◆ Records supplied
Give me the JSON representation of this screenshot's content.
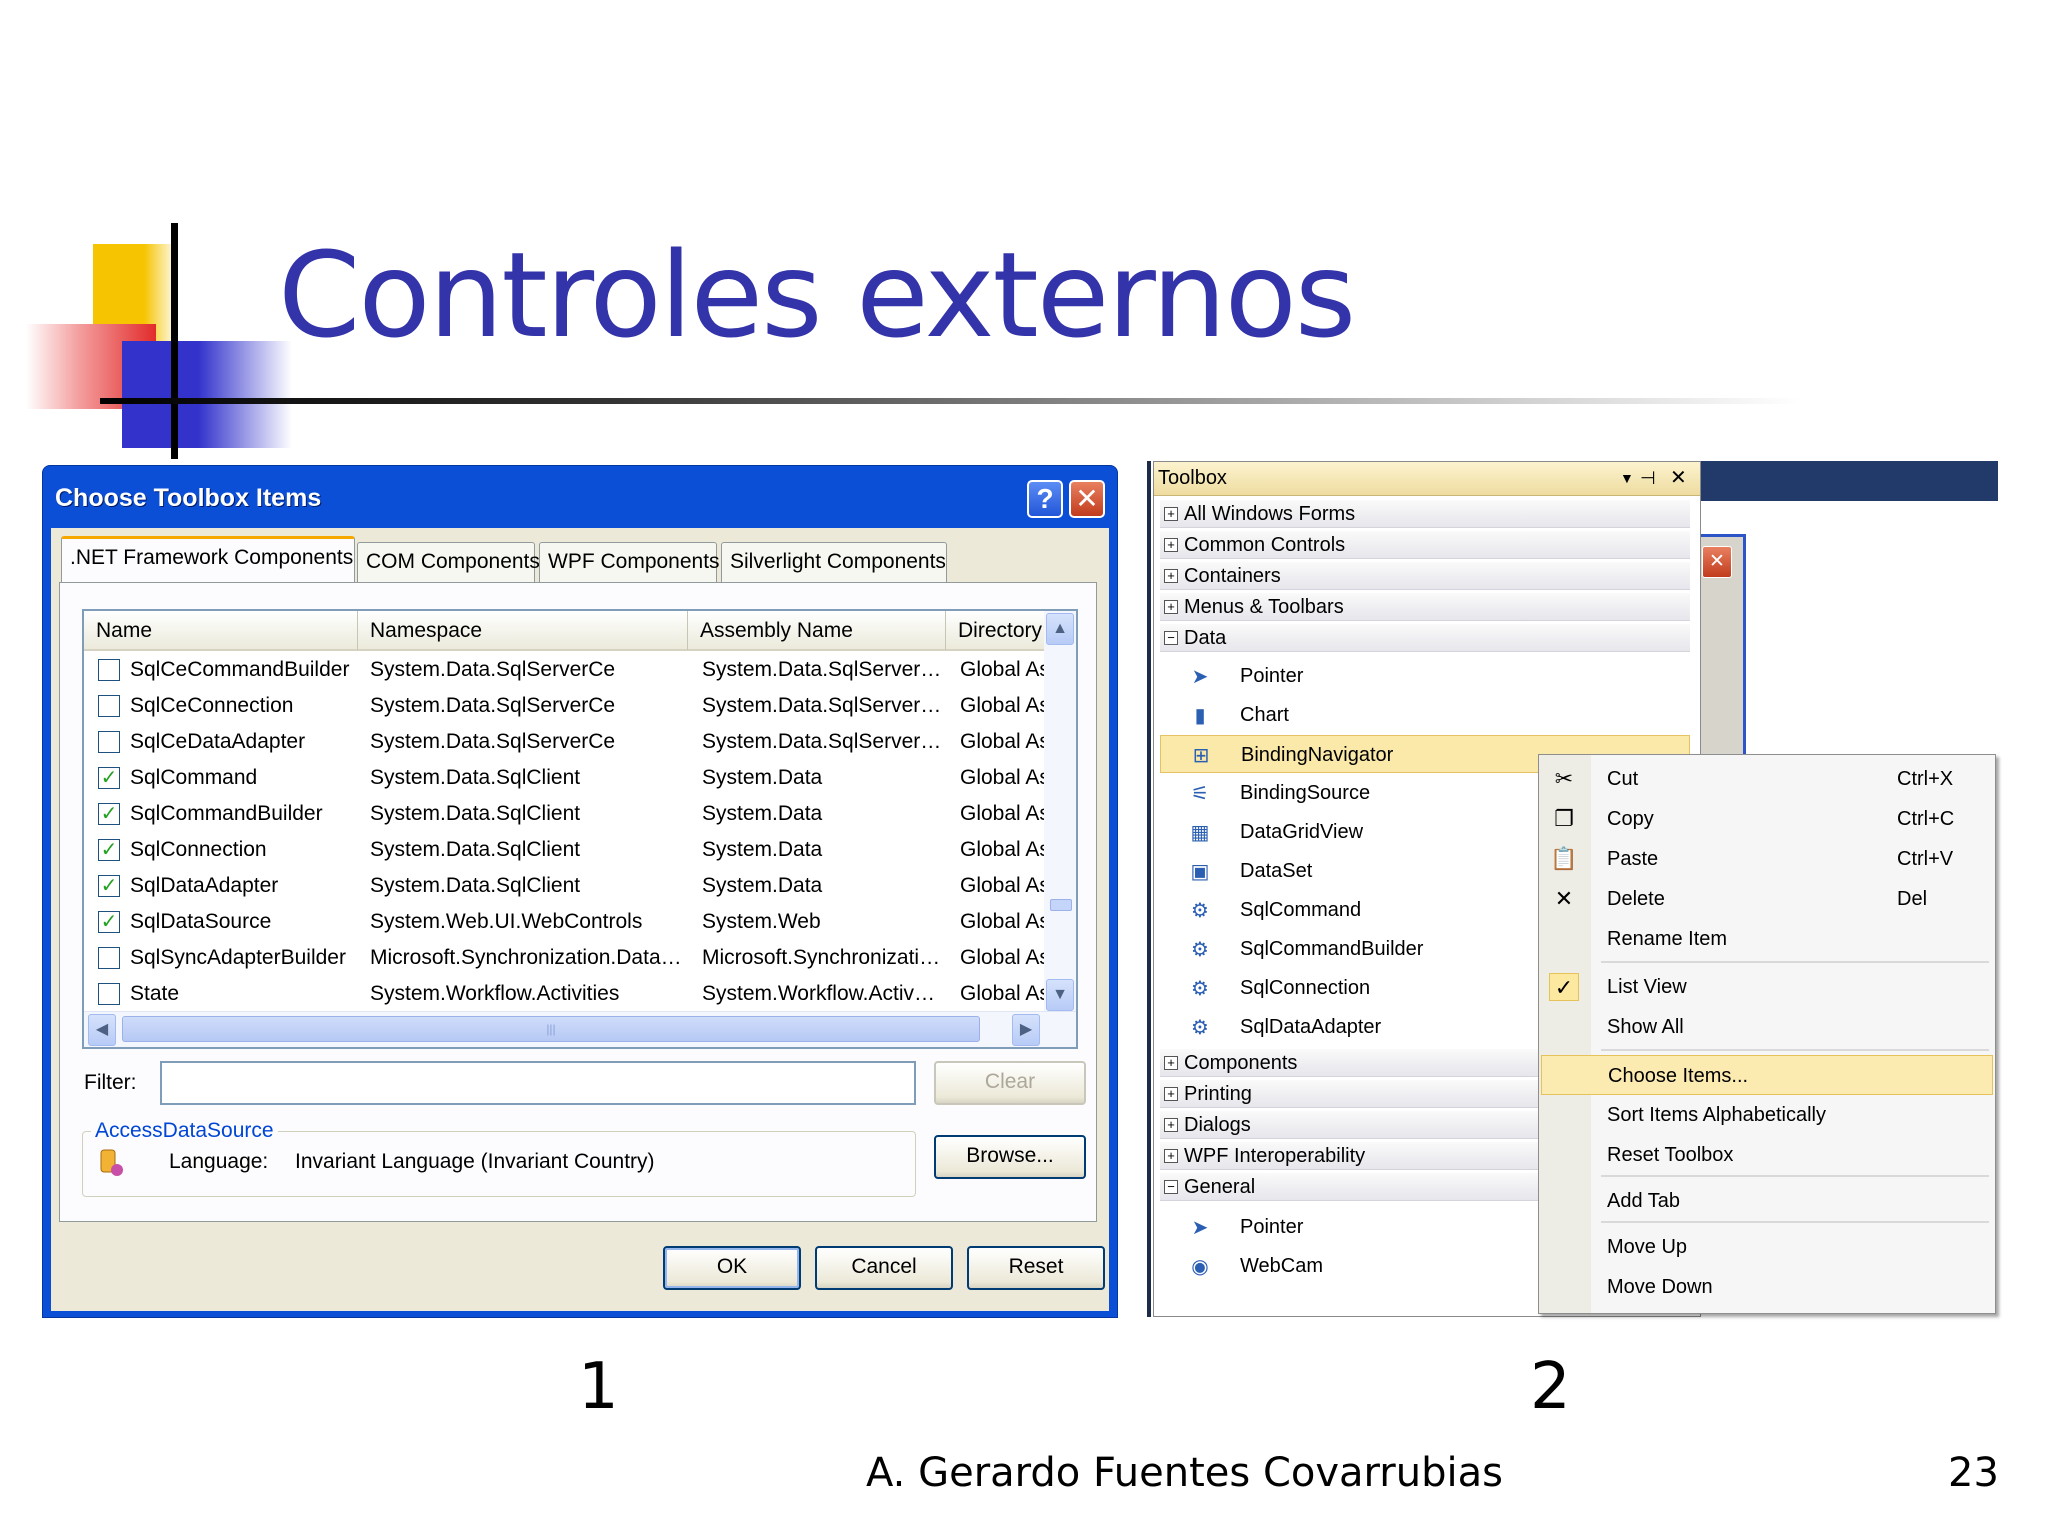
{
  "slide": {
    "title": "Controles externos",
    "label_1": "1",
    "label_2": "2",
    "author": "A. Gerardo Fuentes Covarrubias",
    "page_number": "23"
  },
  "dialog": {
    "title": "Choose Toolbox Items",
    "help": "?",
    "close": "✕",
    "tabs": [
      {
        "label": ".NET Framework Components",
        "active": true
      },
      {
        "label": "COM Components",
        "active": false
      },
      {
        "label": "WPF Components",
        "active": false
      },
      {
        "label": "Silverlight Components",
        "active": false
      }
    ],
    "columns": [
      "Name",
      "Namespace",
      "Assembly Name",
      "Directory"
    ],
    "rows": [
      {
        "checked": false,
        "name": "SqlCeCommandBuilder",
        "namespace": "System.Data.SqlServerCe",
        "assembly": "System.Data.SqlServer…",
        "directory": "Global Ass"
      },
      {
        "checked": false,
        "name": "SqlCeConnection",
        "namespace": "System.Data.SqlServerCe",
        "assembly": "System.Data.SqlServer…",
        "directory": "Global Ass"
      },
      {
        "checked": false,
        "name": "SqlCeDataAdapter",
        "namespace": "System.Data.SqlServerCe",
        "assembly": "System.Data.SqlServer…",
        "directory": "Global Ass"
      },
      {
        "checked": true,
        "name": "SqlCommand",
        "namespace": "System.Data.SqlClient",
        "assembly": "System.Data",
        "directory": "Global Ass"
      },
      {
        "checked": true,
        "name": "SqlCommandBuilder",
        "namespace": "System.Data.SqlClient",
        "assembly": "System.Data",
        "directory": "Global Ass"
      },
      {
        "checked": true,
        "name": "SqlConnection",
        "namespace": "System.Data.SqlClient",
        "assembly": "System.Data",
        "directory": "Global Ass"
      },
      {
        "checked": true,
        "name": "SqlDataAdapter",
        "namespace": "System.Data.SqlClient",
        "assembly": "System.Data",
        "directory": "Global Ass"
      },
      {
        "checked": true,
        "name": "SqlDataSource",
        "namespace": "System.Web.UI.WebControls",
        "assembly": "System.Web",
        "directory": "Global Ass"
      },
      {
        "checked": false,
        "name": "SqlSyncAdapterBuilder",
        "namespace": "Microsoft.Synchronization.Data…",
        "assembly": "Microsoft.Synchronizati…",
        "directory": "Global Ass"
      },
      {
        "checked": false,
        "name": "State",
        "namespace": "System.Workflow.Activities",
        "assembly": "System.Workflow.Activ…",
        "directory": "Global Ass"
      }
    ],
    "filter_label": "Filter:",
    "filter_value": "",
    "clear_label": "Clear",
    "group_label": "AccessDataSource",
    "language_label": "Language:",
    "language_value": "Invariant Language (Invariant Country)",
    "browse_label": "Browse...",
    "ok_label": "OK",
    "cancel_label": "Cancel",
    "reset_label": "Reset"
  },
  "toolbox": {
    "title": "Toolbox",
    "close": "✕",
    "window_close": "✕",
    "categories_top": [
      {
        "label": "All Windows Forms",
        "sign": "+"
      },
      {
        "label": "Common Controls",
        "sign": "+"
      },
      {
        "label": "Containers",
        "sign": "+"
      },
      {
        "label": "Menus & Toolbars",
        "sign": "+"
      },
      {
        "label": "Data",
        "sign": "−"
      }
    ],
    "data_items": [
      {
        "label": "Pointer",
        "icon": "pointer-icon",
        "glyph": "➤"
      },
      {
        "label": "Chart",
        "icon": "chart-icon",
        "glyph": "▮"
      },
      {
        "label": "BindingNavigator",
        "icon": "binding-navigator-icon",
        "glyph": "⊞",
        "selected": true
      },
      {
        "label": "BindingSource",
        "icon": "binding-source-icon",
        "glyph": "⚟"
      },
      {
        "label": "DataGridView",
        "icon": "datagridview-icon",
        "glyph": "▦"
      },
      {
        "label": "DataSet",
        "icon": "dataset-icon",
        "glyph": "▣"
      },
      {
        "label": "SqlCommand",
        "icon": "sqlcommand-icon",
        "glyph": "⚙"
      },
      {
        "label": "SqlCommandBuilder",
        "icon": "sqlcommandbuilder-icon",
        "glyph": "⚙"
      },
      {
        "label": "SqlConnection",
        "icon": "sqlconnection-icon",
        "glyph": "⚙"
      },
      {
        "label": "SqlDataAdapter",
        "icon": "sqldataadapter-icon",
        "glyph": "⚙"
      }
    ],
    "categories_bottom": [
      {
        "label": "Components",
        "sign": "+"
      },
      {
        "label": "Printing",
        "sign": "+"
      },
      {
        "label": "Dialogs",
        "sign": "+"
      },
      {
        "label": "WPF Interoperability",
        "sign": "+"
      },
      {
        "label": "General",
        "sign": "−"
      }
    ],
    "general_items": [
      {
        "label": "Pointer",
        "icon": "pointer-icon",
        "glyph": "➤"
      },
      {
        "label": "WebCam",
        "icon": "webcam-icon",
        "glyph": "◉"
      }
    ]
  },
  "context_menu": {
    "items": [
      {
        "label": "Cut",
        "shortcut": "Ctrl+X",
        "icon": "scissors-icon",
        "glyph": "✂"
      },
      {
        "label": "Copy",
        "shortcut": "Ctrl+C",
        "icon": "copy-icon",
        "glyph": "❐"
      },
      {
        "label": "Paste",
        "shortcut": "Ctrl+V",
        "icon": "paste-icon",
        "glyph": "📋"
      },
      {
        "label": "Delete",
        "shortcut": "Del",
        "icon": "delete-icon",
        "glyph": "✕"
      },
      {
        "label": "Rename Item",
        "shortcut": "",
        "icon": "",
        "glyph": ""
      },
      {
        "label": "List View",
        "shortcut": "",
        "icon": "checkmark-icon",
        "glyph": "✓"
      },
      {
        "label": "Show All",
        "shortcut": "",
        "icon": "",
        "glyph": ""
      },
      {
        "label": "Choose Items...",
        "shortcut": "",
        "icon": "",
        "glyph": "",
        "highlighted": true
      },
      {
        "label": "Sort Items Alphabetically",
        "shortcut": "",
        "icon": "",
        "glyph": ""
      },
      {
        "label": "Reset Toolbox",
        "shortcut": "",
        "icon": "",
        "glyph": ""
      },
      {
        "label": "Add Tab",
        "shortcut": "",
        "icon": "",
        "glyph": ""
      },
      {
        "label": "Move Up",
        "shortcut": "",
        "icon": "",
        "glyph": ""
      },
      {
        "label": "Move Down",
        "shortcut": "",
        "icon": "",
        "glyph": ""
      }
    ]
  },
  "colors": {
    "title_blue": "#3333aa",
    "xp_blue": "#0a4fd6",
    "highlight": "#fcebb0",
    "check_green": "#21a121"
  }
}
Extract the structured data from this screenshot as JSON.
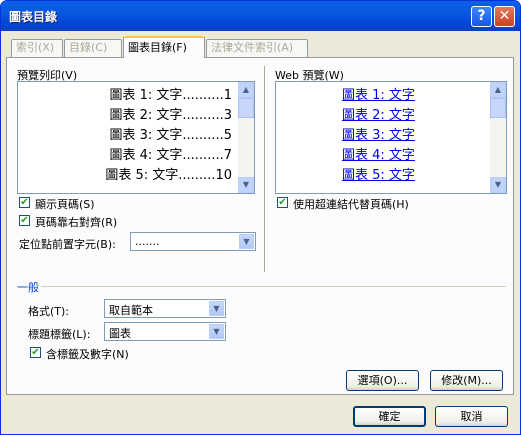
{
  "window": {
    "title": "圖表目錄"
  },
  "titlebar": {
    "help_label": "?",
    "close_label": "✕"
  },
  "tabs": [
    {
      "label": "索引(X)"
    },
    {
      "label": "目錄(C)"
    },
    {
      "label": "圖表目錄(F)"
    },
    {
      "label": "法律文件索引(A)"
    }
  ],
  "print_preview": {
    "label": "預覽列印(V)",
    "lines": [
      "圖表 1: 文字..........1",
      "圖表 2: 文字..........3",
      "圖表 3: 文字..........5",
      "圖表 4: 文字..........7",
      "圖表 5: 文字.........10"
    ]
  },
  "web_preview": {
    "label": "Web 預覽(W)",
    "lines": [
      "圖表 1: 文字",
      "圖表 2: 文字",
      "圖表 3: 文字",
      "圖表 4: 文字",
      "圖表 5: 文字"
    ]
  },
  "options": {
    "show_page_numbers": {
      "label": "顯示頁碼(S)",
      "checked": "✔"
    },
    "right_align": {
      "label": "頁碼靠右對齊(R)",
      "checked": "✔"
    },
    "use_hyperlinks": {
      "label": "使用超連結代替頁碼(H)",
      "checked": "✔"
    },
    "tab_leader": {
      "label": "定位點前置字元(B):",
      "value": "......."
    }
  },
  "general": {
    "heading": "一般",
    "format": {
      "label": "格式(T):",
      "value": "取自範本"
    },
    "caption_label": {
      "label": "標題標籤(L):",
      "value": "圖表"
    },
    "include_label": {
      "label": "含標籤及數字(N)",
      "checked": "✔"
    }
  },
  "buttons": {
    "options": "選項(O)...",
    "modify": "修改(M)...",
    "ok": "確定",
    "cancel": "取消"
  }
}
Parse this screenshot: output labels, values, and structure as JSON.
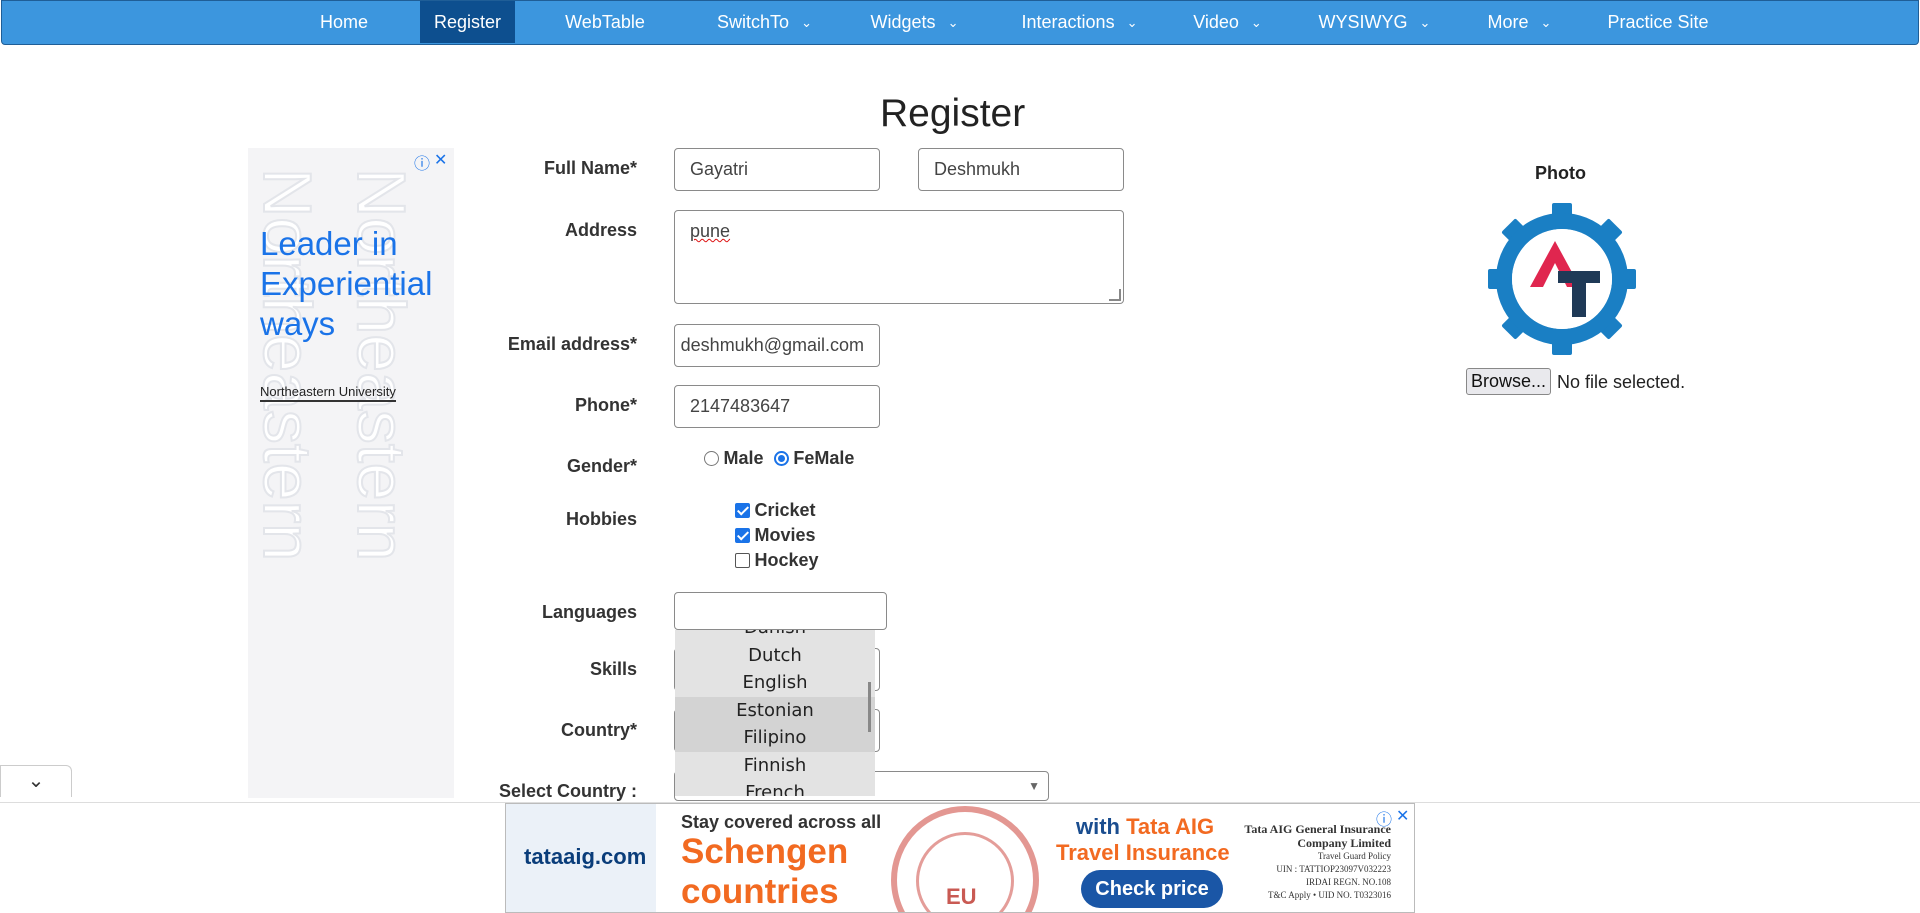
{
  "nav": {
    "items": [
      {
        "label": "Home",
        "dropdown": false,
        "active": false
      },
      {
        "label": "Register",
        "dropdown": false,
        "active": true
      },
      {
        "label": "WebTable",
        "dropdown": false,
        "active": false
      },
      {
        "label": "SwitchTo",
        "dropdown": true,
        "active": false
      },
      {
        "label": "Widgets",
        "dropdown": true,
        "active": false
      },
      {
        "label": "Interactions",
        "dropdown": true,
        "active": false
      },
      {
        "label": "Video",
        "dropdown": true,
        "active": false
      },
      {
        "label": "WYSIWYG",
        "dropdown": true,
        "active": false
      },
      {
        "label": "More",
        "dropdown": true,
        "active": false
      },
      {
        "label": "Practice Site",
        "dropdown": false,
        "active": false
      }
    ]
  },
  "page": {
    "title": "Register"
  },
  "form": {
    "full_name_label": "Full Name*",
    "first_name": "Gayatri",
    "last_name": "Deshmukh",
    "address_label": "Address",
    "address": "pune",
    "email_label": "Email address*",
    "email": "deshmukh@gmail.com",
    "phone_label": "Phone*",
    "phone": "2147483647",
    "gender_label": "Gender*",
    "gender_options": [
      {
        "label": "Male",
        "checked": false
      },
      {
        "label": "FeMale",
        "checked": true
      }
    ],
    "hobbies_label": "Hobbies",
    "hobbies": [
      {
        "label": "Cricket",
        "checked": true
      },
      {
        "label": "Movies",
        "checked": true
      },
      {
        "label": "Hockey",
        "checked": false
      }
    ],
    "languages_label": "Languages",
    "languages_value": "",
    "languages_dropdown": [
      "Danish",
      "Dutch",
      "English",
      "Estonian",
      "Filipino",
      "Finnish",
      "French"
    ],
    "skills_label": "Skills",
    "country_label": "Country*",
    "select_country_label": "Select Country :"
  },
  "photo": {
    "title": "Photo",
    "browse_label": "Browse...",
    "file_status": "No file selected."
  },
  "ad_left": {
    "headline": "Leader in Experiential ways",
    "brand": "Northeastern University",
    "watermark": "Northeastern"
  },
  "ad_bottom": {
    "logo": "tataaig.com",
    "tagline": "Stay covered across all",
    "headline": "Schengen countries",
    "stamp_text": "EU",
    "with_text": "with",
    "brand_text": "Tata AIG",
    "product": "Travel Insurance",
    "cta": "Check price",
    "fine_title": "Tata AIG General Insurance Company Limited",
    "fine_lines": [
      "Travel Guard Policy",
      "UIN : TATTIOP23097V032223",
      "IRDAI REGN. NO.108",
      "T&C Apply • UID NO. T0323016"
    ]
  },
  "icons": {
    "collapse": "chevron-down-icon",
    "ad_info": "info-icon",
    "ad_close": "close-icon",
    "logo": "gear-logo-icon"
  },
  "colors": {
    "nav_bg": "#3c96de",
    "nav_active": "#0d4f8f",
    "accent": "#1a73e8",
    "ad_orange": "#f26a21"
  }
}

◆ What is asked
Gather and copy every line of the data in which the string "Workflow" is found.

◆ Exercise response
        "namespace": "System.Workflow.Activities",
        "assembly": "System.Workflow.Activ…",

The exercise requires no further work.